== AIM OF THE EXERCISE ==
Search the entries below for the word "Monate" and copy every line where it appears.
* * *
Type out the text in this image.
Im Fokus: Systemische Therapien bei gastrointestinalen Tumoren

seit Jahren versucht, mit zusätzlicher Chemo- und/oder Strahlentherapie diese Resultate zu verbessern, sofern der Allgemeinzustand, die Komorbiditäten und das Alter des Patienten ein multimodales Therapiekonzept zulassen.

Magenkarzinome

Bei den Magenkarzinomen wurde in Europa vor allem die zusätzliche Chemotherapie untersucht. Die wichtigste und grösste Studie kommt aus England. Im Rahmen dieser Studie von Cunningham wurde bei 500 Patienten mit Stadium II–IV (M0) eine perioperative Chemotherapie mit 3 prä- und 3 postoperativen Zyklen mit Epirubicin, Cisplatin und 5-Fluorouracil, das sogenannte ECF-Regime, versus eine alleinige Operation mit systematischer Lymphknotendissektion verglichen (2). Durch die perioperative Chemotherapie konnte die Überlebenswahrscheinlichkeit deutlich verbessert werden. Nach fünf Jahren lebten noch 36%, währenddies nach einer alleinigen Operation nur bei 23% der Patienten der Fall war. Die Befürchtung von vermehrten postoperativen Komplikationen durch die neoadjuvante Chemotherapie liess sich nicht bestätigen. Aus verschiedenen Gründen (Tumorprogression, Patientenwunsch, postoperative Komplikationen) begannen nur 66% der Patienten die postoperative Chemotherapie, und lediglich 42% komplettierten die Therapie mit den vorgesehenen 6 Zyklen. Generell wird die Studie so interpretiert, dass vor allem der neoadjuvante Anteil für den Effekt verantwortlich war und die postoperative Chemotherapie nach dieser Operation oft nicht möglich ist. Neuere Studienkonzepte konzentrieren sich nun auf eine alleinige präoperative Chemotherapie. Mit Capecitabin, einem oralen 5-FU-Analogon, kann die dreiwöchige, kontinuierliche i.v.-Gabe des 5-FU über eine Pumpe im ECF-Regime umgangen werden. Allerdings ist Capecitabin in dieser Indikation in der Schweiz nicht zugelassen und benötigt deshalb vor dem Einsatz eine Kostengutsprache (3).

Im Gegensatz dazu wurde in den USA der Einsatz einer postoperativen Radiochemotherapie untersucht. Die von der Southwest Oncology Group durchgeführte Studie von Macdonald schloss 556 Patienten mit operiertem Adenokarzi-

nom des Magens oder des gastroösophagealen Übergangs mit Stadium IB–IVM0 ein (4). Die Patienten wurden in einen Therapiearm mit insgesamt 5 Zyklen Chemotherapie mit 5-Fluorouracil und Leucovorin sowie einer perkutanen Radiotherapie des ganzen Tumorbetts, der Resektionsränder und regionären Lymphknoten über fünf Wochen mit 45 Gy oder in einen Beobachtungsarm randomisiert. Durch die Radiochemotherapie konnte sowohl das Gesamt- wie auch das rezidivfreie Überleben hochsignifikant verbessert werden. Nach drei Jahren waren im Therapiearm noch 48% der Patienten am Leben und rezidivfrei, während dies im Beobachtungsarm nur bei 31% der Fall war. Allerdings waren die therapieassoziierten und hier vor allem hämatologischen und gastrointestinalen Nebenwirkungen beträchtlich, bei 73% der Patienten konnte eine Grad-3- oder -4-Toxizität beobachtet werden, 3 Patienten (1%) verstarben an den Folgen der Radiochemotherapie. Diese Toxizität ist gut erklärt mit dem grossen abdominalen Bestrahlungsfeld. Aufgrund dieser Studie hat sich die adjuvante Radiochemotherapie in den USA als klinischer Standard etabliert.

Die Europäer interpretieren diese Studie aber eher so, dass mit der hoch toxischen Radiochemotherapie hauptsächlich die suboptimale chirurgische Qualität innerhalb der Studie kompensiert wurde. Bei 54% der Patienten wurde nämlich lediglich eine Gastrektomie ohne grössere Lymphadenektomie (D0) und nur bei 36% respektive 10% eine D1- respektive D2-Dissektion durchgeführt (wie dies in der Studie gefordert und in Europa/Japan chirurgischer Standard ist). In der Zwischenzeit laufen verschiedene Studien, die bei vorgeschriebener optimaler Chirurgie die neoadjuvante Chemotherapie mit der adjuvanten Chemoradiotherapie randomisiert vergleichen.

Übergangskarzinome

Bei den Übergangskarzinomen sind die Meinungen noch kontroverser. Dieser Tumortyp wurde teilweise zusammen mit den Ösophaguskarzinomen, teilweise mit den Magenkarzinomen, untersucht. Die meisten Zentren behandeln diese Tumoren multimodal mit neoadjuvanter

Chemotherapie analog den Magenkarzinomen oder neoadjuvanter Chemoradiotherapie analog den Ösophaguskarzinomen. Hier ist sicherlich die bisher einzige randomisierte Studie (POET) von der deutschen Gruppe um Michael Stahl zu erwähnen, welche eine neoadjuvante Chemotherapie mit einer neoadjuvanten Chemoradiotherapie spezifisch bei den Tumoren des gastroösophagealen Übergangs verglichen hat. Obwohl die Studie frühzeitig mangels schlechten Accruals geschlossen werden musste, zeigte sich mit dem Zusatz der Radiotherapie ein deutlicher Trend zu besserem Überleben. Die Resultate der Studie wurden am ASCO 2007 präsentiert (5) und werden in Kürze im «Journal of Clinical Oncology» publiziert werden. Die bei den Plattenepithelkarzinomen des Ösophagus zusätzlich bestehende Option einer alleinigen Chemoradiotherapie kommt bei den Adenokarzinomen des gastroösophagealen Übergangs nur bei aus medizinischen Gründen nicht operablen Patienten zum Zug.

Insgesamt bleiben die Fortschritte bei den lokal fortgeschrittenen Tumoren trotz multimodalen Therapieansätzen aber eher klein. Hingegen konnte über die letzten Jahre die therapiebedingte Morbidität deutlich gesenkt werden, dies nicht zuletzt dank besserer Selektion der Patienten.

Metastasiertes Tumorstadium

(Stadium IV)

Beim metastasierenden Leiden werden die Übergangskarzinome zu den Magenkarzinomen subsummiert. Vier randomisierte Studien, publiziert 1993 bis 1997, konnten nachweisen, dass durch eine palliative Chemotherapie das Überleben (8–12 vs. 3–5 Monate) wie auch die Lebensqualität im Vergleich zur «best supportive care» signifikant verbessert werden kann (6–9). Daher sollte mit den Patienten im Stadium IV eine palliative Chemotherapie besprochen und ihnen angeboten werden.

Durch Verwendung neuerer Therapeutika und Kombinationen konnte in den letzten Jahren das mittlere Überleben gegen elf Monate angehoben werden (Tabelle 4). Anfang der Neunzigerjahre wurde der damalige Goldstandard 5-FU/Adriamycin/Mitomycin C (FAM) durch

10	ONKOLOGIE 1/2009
* * *
== FINISHED TASK ==
Beim metastasierenden Leiden werden die Übergangskarzinome zu den Magenkarzinomen subsummiert. Vier randomisierte Studien, publiziert 1993 bis 1997, konnten nachweisen, dass durch eine palliative Chemotherapie das Überleben (8–12 vs. 3–5 Monate) wie auch die Lebensqualität im Vergleich zur «best supportive care» signifikant verbessert werden kann (6–9). Daher sollte mit den Patienten im Stadium IV eine palliative Chemotherapie besprochen und ihnen angeboten werden.
Durch Verwendung neuerer Therapeutika und Kombinationen konnte in den letzten Jahren das mittlere Überleben gegen elf Monate angehoben werden (Tabelle 4). Anfang der Neunzigerjahre wurde der damalige Goldstandard 5-FU/Adriamycin/Mitomycin C (FAM) durch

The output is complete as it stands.